- Objective
Return the records that follow, matching each one exactly.

- Extracted records
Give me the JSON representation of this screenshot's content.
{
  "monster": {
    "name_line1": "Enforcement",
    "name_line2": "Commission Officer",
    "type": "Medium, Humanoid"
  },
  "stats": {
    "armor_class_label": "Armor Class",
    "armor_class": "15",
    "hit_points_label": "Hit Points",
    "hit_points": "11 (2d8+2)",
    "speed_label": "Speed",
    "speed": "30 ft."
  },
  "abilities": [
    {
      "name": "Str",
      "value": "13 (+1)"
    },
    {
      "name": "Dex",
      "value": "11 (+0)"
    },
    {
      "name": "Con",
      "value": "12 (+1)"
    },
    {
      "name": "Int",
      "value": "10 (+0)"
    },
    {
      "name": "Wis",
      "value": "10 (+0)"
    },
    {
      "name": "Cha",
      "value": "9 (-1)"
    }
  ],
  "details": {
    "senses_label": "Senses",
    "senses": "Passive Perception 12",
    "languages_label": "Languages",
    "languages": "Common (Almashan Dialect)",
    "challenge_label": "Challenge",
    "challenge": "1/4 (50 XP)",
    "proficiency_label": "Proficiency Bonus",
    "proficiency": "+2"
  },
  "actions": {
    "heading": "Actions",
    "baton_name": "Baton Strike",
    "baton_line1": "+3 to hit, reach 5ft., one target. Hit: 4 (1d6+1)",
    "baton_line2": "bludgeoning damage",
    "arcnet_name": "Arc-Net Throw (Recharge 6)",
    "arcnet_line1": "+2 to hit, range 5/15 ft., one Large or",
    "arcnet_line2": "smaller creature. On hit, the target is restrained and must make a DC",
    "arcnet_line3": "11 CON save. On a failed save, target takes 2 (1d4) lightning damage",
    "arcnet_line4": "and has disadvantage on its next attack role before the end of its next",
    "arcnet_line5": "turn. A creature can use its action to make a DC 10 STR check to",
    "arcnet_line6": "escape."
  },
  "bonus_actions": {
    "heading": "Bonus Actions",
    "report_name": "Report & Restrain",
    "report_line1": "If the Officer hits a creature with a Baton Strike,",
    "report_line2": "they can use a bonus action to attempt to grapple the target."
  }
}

- Written solution
Give me the JSON representation of this screenshot's content.
{
  "monster": {
    "name_line1": "Enforcement",
    "name_line2": "Commission Officer",
    "type": "Medium, Humanoid"
  },
  "stats": {
    "armor_class_label": "Armor Class",
    "armor_class": "15",
    "hit_points_label": "Hit Points",
    "hit_points": "11 (2d8+2)",
    "speed_label": "Speed",
    "speed": "30 ft."
  },
  "abilities": [
    {
      "name": "Str",
      "value": "13 (+1)"
    },
    {
      "name": "Dex",
      "value": "11 (+0)"
    },
    {
      "name": "Con",
      "value": "12 (+1)"
    },
    {
      "name": "Int",
      "value": "10 (+0)"
    },
    {
      "name": "Wis",
      "value": "10 (+0)"
    },
    {
      "name": "Cha",
      "value": "9 (-1)"
    }
  ],
  "details": {
    "senses_label": "Senses",
    "senses": "Passive Perception 12",
    "languages_label": "Languages",
    "languages": "Common (Almashan Dialect)",
    "challenge_label": "Challenge",
    "challenge": "1/4 (50 XP)",
    "proficiency_label": "Proficiency Bonus",
    "proficiency": "+2"
  },
  "actions": {
    "heading": "Actions",
    "baton_name": "Baton Strike",
    "baton_line1": "+3 to hit, reach 5ft., one target. Hit: 4 (1d6+1)",
    "baton_line2": "bludgeoning damage",
    "arcnet_name": "Arc-Net Throw (Recharge 6)",
    "arcnet_line1": "+2 to hit, range 5/15 ft., one Large or",
    "arcnet_line2": "smaller creature. On hit, the target is restrained and must make a DC",
    "arcnet_line3": "11 CON save. On a failed save, target takes 2 (1d4) lightning damage",
    "arcnet_line4": "and has disadvantage on its next attack role before the end of its next",
    "arcnet_line5": "turn. A creature can use its action to make a DC 10 STR check to",
    "arcnet_line6": "escape."
  },
  "bonus_actions": {
    "heading": "Bonus Actions",
    "report_name": "Report & Restrain",
    "report_line1": "If the Officer hits a creature with a Baton Strike,",
    "report_line2": "they can use a bonus action to attempt to grapple the target."
  }
}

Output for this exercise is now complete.